* _ENUNCIADO_
Encontre todas as linhas abaixo que contêm a sequência de caracteres "pivot" e copie-as integralmente. Considere a distinção entre maiúsculas e minúsculas.
□ □ □ □
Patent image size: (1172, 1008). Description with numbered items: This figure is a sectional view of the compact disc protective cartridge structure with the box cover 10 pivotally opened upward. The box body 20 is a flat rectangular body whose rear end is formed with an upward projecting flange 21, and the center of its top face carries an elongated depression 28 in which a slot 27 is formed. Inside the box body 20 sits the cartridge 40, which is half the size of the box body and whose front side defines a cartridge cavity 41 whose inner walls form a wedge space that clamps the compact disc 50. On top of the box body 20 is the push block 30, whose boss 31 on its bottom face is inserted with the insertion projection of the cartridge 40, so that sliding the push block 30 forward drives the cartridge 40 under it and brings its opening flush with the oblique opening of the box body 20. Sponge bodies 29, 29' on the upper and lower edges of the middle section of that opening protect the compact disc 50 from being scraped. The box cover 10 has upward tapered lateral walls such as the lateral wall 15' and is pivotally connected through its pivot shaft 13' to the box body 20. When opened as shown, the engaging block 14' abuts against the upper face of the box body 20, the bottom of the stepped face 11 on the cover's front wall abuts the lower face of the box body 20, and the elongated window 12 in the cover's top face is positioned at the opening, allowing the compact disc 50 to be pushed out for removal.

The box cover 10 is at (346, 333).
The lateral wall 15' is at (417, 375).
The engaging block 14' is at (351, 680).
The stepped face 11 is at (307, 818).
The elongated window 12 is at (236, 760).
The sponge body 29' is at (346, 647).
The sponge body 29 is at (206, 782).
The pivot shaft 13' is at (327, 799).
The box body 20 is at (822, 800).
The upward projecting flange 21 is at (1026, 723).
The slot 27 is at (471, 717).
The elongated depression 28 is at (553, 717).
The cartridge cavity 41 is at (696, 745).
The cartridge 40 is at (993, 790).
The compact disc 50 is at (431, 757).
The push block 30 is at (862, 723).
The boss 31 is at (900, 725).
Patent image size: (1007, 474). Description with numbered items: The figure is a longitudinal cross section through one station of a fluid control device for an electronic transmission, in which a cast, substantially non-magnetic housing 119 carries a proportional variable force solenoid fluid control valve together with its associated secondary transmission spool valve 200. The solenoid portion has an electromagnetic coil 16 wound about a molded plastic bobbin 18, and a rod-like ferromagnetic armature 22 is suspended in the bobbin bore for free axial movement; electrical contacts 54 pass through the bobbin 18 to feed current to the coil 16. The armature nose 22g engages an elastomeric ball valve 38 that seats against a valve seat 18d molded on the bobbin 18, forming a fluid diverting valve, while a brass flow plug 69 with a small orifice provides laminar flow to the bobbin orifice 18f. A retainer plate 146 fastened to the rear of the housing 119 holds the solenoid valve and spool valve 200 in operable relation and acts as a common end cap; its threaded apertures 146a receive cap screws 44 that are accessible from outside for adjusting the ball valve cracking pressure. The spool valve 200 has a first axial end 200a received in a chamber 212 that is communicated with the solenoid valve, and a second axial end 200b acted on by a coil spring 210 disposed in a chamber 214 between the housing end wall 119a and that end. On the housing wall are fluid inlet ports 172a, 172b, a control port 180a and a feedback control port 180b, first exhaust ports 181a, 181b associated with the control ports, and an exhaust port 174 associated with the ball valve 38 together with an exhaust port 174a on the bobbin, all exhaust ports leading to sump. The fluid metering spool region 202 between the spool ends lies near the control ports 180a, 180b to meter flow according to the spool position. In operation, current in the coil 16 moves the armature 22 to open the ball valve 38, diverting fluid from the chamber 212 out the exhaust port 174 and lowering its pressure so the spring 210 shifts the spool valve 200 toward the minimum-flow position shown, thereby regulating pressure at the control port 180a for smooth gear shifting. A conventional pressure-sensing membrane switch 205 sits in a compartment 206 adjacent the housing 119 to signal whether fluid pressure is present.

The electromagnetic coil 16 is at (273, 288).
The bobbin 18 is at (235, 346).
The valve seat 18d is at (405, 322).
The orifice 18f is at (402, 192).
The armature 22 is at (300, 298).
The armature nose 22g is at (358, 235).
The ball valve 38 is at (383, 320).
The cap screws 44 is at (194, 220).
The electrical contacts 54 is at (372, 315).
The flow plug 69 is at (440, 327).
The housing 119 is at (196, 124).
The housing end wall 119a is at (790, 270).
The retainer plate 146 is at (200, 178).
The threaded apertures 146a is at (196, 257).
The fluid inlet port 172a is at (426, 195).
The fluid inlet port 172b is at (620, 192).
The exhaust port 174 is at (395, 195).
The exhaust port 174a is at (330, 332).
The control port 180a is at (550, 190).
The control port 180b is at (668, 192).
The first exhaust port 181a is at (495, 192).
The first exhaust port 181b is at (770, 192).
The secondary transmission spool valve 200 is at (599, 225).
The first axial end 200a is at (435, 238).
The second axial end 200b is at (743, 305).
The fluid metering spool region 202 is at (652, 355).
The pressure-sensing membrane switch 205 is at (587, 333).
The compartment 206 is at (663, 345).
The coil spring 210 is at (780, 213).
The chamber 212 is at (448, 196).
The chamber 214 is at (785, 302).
□ □ □ □
* _RESPOSTA DO EXERCÍCIO_
Patent image size: (1172, 1008). Description with numbered items: This figure is a sectional view of the compact disc protective cartridge structure with the box cover 10 pivotally opened upward. The box body 20 is a flat rectangular body whose rear end is formed with an upward projecting flange 21, and the center of its top face carries an elongated depression 28 in which a slot 27 is formed. Inside the box body 20 sits the cartridge 40, which is half the size of the box body and whose front side defines a cartridge cavity 41 whose inner walls form a wedge space that clamps the compact disc 50. On top of the box body 20 is the push block 30, whose boss 31 on its bottom face is inserted with the insertion projection of the cartridge 40, so that sliding the push block 30 forward drives the cartridge 40 under it and brings its opening flush with the oblique opening of the box body 20. Sponge bodies 29, 29' on the upper and lower edges of the middle section of that opening protect the compact disc 50 from being scraped. The box cover 10 has upward tapered lateral walls such as the lateral wall 15' and is pivotally connected through its pivot shaft 13' to the box body 20. When opened as shown, the engaging block 14' abuts against the upper face of the box body 20, the bottom of the stepped face 11 on the cover's front wall abuts the lower face of the box body 20, and the elongated window 12 in the cover's top face is positioned at the opening, allowing the compact disc 50 to be pushed out for removal.
The pivot shaft 13' is at (327, 799).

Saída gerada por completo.